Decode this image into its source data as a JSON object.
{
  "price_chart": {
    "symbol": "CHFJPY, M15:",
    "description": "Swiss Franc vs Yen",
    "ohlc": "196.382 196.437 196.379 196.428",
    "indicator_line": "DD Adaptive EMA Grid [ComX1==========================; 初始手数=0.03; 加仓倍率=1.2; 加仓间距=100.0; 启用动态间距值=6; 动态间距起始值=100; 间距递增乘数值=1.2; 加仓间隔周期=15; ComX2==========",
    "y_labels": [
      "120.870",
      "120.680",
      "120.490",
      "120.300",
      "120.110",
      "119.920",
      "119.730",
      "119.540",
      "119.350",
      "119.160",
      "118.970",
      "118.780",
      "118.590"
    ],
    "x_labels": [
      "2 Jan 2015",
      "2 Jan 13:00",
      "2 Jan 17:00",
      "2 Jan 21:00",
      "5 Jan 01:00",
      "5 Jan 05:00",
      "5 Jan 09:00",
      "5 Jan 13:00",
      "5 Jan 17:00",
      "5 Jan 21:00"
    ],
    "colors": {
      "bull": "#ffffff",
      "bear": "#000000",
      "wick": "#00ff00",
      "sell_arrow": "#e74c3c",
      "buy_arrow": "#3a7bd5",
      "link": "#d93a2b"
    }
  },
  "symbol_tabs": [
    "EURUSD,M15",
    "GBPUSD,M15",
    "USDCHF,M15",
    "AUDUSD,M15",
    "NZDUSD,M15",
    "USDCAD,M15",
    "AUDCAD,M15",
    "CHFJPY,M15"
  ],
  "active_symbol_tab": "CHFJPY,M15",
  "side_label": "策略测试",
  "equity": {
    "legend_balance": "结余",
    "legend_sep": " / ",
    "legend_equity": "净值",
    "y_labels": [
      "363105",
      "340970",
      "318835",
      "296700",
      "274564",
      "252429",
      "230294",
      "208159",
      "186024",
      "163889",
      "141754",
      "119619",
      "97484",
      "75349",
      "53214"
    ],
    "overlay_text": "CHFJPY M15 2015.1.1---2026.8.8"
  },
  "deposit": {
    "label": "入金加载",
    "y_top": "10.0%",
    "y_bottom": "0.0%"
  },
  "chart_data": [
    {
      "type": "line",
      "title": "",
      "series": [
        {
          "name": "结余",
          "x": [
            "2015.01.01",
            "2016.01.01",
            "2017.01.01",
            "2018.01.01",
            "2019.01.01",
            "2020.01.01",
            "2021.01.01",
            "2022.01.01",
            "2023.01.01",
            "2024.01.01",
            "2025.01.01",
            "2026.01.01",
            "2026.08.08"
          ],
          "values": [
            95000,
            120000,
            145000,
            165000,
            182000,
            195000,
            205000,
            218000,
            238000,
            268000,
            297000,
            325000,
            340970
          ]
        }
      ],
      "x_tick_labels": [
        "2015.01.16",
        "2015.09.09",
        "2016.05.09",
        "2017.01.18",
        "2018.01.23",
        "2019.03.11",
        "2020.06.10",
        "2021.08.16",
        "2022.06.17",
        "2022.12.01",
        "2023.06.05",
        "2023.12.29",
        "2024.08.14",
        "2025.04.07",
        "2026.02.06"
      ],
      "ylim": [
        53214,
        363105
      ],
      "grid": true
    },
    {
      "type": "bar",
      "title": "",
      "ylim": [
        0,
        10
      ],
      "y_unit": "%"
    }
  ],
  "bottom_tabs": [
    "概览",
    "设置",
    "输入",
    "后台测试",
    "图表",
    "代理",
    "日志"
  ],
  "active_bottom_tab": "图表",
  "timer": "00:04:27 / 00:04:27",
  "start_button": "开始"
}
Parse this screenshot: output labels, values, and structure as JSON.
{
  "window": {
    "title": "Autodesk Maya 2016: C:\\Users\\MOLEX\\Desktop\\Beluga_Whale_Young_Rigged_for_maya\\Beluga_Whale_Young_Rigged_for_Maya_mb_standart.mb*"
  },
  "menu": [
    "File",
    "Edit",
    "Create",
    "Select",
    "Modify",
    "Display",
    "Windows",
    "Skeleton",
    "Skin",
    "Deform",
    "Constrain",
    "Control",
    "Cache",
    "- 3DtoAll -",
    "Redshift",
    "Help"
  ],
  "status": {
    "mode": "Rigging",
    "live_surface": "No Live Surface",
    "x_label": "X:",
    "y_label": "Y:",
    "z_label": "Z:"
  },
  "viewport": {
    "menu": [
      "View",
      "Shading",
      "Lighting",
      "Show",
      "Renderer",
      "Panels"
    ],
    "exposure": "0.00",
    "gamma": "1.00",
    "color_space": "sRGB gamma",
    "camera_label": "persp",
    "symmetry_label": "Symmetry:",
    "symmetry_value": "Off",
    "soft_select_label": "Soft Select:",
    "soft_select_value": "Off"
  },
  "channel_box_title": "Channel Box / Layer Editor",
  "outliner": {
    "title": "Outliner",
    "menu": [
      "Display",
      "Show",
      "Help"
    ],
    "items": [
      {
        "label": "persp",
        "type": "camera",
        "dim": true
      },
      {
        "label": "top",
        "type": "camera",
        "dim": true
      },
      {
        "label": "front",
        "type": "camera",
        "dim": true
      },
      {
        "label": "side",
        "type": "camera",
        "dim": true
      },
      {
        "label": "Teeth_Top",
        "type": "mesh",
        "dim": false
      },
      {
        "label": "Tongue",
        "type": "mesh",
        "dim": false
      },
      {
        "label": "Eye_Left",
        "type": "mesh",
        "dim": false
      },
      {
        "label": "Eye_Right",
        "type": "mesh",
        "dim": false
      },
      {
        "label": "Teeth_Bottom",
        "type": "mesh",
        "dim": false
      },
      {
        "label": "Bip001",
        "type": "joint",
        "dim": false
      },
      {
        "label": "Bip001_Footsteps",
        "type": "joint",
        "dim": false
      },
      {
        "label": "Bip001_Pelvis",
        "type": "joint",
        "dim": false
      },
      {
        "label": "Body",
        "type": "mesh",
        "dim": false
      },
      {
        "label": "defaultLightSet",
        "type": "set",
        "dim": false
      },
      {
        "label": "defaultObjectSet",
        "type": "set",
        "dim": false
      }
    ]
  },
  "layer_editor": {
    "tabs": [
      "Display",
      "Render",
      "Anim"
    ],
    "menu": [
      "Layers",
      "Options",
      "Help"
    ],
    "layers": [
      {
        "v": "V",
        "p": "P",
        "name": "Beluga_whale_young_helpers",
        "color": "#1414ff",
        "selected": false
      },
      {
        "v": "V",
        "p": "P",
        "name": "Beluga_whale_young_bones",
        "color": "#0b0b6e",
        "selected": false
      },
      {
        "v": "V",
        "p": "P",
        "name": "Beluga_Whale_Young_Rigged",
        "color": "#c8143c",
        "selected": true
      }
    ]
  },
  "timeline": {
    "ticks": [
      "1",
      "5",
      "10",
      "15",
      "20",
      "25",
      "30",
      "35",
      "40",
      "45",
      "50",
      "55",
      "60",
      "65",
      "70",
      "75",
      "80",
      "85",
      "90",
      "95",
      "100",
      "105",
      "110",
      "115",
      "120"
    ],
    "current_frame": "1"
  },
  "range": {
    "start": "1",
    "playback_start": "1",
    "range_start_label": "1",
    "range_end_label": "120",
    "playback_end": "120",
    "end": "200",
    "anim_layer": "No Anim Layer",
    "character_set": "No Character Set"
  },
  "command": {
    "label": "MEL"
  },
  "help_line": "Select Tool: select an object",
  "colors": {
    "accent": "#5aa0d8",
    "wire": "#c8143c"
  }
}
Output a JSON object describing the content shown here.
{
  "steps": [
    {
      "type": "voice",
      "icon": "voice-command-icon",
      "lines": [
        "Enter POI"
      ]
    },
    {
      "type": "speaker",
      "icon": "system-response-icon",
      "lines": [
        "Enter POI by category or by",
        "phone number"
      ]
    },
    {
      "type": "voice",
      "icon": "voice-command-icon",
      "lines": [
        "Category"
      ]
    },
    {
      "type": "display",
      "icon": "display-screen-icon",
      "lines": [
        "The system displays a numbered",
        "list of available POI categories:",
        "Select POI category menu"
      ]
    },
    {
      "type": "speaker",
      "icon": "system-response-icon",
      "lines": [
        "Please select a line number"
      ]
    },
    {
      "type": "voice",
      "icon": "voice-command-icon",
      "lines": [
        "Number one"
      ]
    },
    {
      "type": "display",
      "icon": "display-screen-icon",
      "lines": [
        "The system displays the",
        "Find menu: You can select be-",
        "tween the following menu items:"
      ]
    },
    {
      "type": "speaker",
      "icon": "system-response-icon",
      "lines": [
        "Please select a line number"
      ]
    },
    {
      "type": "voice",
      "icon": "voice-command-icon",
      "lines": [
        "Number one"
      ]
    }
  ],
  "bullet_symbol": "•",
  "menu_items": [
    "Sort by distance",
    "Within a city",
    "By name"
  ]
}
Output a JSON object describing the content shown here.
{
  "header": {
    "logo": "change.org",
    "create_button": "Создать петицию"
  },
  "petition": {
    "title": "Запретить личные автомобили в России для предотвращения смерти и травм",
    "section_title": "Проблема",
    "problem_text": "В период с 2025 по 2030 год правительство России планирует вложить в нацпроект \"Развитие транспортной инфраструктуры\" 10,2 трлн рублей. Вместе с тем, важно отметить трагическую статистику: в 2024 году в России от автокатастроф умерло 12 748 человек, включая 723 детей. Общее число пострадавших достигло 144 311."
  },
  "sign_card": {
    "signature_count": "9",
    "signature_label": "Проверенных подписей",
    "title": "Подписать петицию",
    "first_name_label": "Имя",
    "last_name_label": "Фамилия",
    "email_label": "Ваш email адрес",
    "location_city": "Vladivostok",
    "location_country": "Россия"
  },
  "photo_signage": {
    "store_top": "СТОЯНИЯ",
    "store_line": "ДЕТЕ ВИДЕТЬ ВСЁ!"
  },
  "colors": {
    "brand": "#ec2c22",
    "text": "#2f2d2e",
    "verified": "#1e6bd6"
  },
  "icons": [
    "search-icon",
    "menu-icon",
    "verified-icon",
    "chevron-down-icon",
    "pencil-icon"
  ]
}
---
=== Written problem ===
Lines containing the word "displays" must all be returned from the material above.

=== Full output ===
        "The system displays a numbered",
        "The system displays the",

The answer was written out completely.